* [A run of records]
* * * * *
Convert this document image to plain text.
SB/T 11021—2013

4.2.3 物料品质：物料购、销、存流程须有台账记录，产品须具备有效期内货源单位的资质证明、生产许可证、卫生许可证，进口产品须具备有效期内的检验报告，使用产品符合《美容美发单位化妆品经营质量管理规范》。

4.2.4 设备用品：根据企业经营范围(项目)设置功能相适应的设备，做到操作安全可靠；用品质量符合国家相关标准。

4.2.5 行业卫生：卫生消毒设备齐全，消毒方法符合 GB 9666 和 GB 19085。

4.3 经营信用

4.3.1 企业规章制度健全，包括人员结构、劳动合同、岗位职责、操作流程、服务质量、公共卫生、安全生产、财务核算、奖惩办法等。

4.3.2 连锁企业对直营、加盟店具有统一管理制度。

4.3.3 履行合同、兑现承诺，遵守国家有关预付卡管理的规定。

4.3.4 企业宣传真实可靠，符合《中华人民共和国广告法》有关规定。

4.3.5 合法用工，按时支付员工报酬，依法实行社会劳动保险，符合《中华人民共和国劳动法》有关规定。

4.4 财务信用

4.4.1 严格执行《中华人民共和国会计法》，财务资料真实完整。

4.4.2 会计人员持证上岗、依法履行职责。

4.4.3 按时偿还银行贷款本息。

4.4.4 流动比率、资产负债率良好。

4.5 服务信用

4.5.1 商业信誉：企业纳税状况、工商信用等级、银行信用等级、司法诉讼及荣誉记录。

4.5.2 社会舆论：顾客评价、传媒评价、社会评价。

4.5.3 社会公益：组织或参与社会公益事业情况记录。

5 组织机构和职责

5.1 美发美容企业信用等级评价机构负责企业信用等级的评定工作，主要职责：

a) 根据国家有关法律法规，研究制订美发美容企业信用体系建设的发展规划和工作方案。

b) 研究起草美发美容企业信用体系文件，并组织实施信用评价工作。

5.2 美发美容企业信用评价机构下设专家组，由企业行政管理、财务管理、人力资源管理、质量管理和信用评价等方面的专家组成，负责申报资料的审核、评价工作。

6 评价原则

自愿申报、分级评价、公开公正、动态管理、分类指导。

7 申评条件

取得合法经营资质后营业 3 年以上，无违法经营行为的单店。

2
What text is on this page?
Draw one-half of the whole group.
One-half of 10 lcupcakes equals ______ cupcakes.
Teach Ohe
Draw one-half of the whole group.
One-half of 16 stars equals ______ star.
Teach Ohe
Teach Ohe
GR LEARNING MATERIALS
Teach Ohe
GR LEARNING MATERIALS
* * * * *
* [Short task] Only the number is wanted: how many lines in the data include the word "text"?

* [Response to the task] 2